Write down every entry below once more, exactly.

Collected data entries:
::::

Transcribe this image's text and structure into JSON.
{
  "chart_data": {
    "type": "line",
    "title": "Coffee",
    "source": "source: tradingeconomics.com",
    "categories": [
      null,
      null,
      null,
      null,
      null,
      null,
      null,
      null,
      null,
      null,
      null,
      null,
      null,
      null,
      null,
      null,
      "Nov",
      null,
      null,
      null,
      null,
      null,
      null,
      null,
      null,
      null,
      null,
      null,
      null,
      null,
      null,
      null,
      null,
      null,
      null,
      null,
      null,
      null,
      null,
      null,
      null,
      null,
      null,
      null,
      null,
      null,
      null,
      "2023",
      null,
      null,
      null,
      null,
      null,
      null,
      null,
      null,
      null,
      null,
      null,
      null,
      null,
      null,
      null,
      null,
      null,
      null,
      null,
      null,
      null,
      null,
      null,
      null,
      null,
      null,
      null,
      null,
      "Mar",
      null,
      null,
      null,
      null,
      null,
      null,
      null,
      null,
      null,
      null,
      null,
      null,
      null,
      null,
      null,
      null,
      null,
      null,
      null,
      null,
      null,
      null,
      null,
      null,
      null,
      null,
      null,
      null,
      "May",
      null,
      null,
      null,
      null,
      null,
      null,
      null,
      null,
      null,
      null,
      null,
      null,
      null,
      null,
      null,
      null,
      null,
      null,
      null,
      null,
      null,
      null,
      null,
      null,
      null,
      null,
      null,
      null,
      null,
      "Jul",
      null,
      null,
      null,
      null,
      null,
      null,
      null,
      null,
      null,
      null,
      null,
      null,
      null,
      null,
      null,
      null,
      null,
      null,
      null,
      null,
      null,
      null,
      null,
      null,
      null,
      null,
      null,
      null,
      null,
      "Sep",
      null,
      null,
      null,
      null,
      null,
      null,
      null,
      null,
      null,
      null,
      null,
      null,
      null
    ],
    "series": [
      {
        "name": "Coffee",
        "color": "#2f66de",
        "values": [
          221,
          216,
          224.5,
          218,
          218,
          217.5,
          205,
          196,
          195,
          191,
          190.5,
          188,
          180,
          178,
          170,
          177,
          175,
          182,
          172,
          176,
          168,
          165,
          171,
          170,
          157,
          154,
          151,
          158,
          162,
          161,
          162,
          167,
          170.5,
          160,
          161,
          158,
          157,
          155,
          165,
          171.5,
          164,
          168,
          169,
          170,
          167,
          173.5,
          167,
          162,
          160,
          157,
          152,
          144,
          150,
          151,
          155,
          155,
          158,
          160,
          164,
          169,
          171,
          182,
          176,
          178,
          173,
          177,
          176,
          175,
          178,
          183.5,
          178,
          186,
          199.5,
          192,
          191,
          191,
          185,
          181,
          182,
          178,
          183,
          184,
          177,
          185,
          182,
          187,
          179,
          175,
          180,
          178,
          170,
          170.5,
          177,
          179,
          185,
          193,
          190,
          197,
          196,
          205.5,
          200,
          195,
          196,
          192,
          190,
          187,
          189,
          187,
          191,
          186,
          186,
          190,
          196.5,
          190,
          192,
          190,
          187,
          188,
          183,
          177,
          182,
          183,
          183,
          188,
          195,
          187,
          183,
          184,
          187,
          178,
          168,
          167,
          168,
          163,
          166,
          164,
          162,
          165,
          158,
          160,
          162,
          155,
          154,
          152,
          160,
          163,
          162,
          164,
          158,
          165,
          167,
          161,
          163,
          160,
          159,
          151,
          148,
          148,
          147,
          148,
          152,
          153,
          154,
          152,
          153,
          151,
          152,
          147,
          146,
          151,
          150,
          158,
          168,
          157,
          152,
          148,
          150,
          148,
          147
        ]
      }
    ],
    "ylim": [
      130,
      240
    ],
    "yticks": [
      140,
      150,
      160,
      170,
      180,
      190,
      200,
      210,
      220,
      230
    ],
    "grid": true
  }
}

::::

Solution below
Transcribe this image's text and structure into JSON.
{
  "chart_data": {
    "type": "line",
    "title": "Coffee",
    "source": "source: tradingeconomics.com",
    "categories": [
      null,
      null,
      null,
      null,
      null,
      null,
      null,
      null,
      null,
      null,
      null,
      null,
      null,
      null,
      null,
      null,
      "Nov",
      null,
      null,
      null,
      null,
      null,
      null,
      null,
      null,
      null,
      null,
      null,
      null,
      null,
      null,
      null,
      null,
      null,
      null,
      null,
      null,
      null,
      null,
      null,
      null,
      null,
      null,
      null,
      null,
      null,
      null,
      "2023",
      null,
      null,
      null,
      null,
      null,
      null,
      null,
      null,
      null,
      null,
      null,
      null,
      null,
      null,
      null,
      null,
      null,
      null,
      null,
      null,
      null,
      null,
      null,
      null,
      null,
      null,
      null,
      null,
      "Mar",
      null,
      null,
      null,
      null,
      null,
      null,
      null,
      null,
      null,
      null,
      null,
      null,
      null,
      null,
      null,
      null,
      null,
      null,
      null,
      null,
      null,
      null,
      null,
      null,
      null,
      null,
      null,
      null,
      "May",
      null,
      null,
      null,
      null,
      null,
      null,
      null,
      null,
      null,
      null,
      null,
      null,
      null,
      null,
      null,
      null,
      null,
      null,
      null,
      null,
      null,
      null,
      null,
      null,
      null,
      null,
      null,
      null,
      null,
      "Jul",
      null,
      null,
      null,
      null,
      null,
      null,
      null,
      null,
      null,
      null,
      null,
      null,
      null,
      null,
      null,
      null,
      null,
      null,
      null,
      null,
      null,
      null,
      null,
      null,
      null,
      null,
      null,
      null,
      null,
      "Sep",
      null,
      null,
      null,
      null,
      null,
      null,
      null,
      null,
      null,
      null,
      null,
      null,
      null
    ],
    "series": [
      {
        "name": "Coffee",
        "color": "#2f66de",
        "values": [
          221,
          216,
          224.5,
          218,
          218,
          217.5,
          205,
          196,
          195,
          191,
          190.5,
          188,
          180,
          178,
          170,
          177,
          175,
          182,
          172,
          176,
          168,
          165,
          171,
          170,
          157,
          154,
          151,
          158,
          162,
          161,
          162,
          167,
          170.5,
          160,
          161,
          158,
          157,
          155,
          165,
          171.5,
          164,
          168,
          169,
          170,
          167,
          173.5,
          167,
          162,
          160,
          157,
          152,
          144,
          150,
          151,
          155,
          155,
          158,
          160,
          164,
          169,
          171,
          182,
          176,
          178,
          173,
          177,
          176,
          175,
          178,
          183.5,
          178,
          186,
          199.5,
          192,
          191,
          191,
          185,
          181,
          182,
          178,
          183,
          184,
          177,
          185,
          182,
          187,
          179,
          175,
          180,
          178,
          170,
          170.5,
          177,
          179,
          185,
          193,
          190,
          197,
          196,
          205.5,
          200,
          195,
          196,
          192,
          190,
          187,
          189,
          187,
          191,
          186,
          186,
          190,
          196.5,
          190,
          192,
          190,
          187,
          188,
          183,
          177,
          182,
          183,
          183,
          188,
          195,
          187,
          183,
          184,
          187,
          178,
          168,
          167,
          168,
          163,
          166,
          164,
          162,
          165,
          158,
          160,
          162,
          155,
          154,
          152,
          160,
          163,
          162,
          164,
          158,
          165,
          167,
          161,
          163,
          160,
          159,
          151,
          148,
          148,
          147,
          148,
          152,
          153,
          154,
          152,
          153,
          151,
          152,
          147,
          146,
          151,
          150,
          158,
          168,
          157,
          152,
          148,
          150,
          148,
          147
        ]
      }
    ],
    "ylim": [
      130,
      240
    ],
    "yticks": [
      140,
      150,
      160,
      170,
      180,
      190,
      200,
      210,
      220,
      230
    ],
    "grid": true
  }
}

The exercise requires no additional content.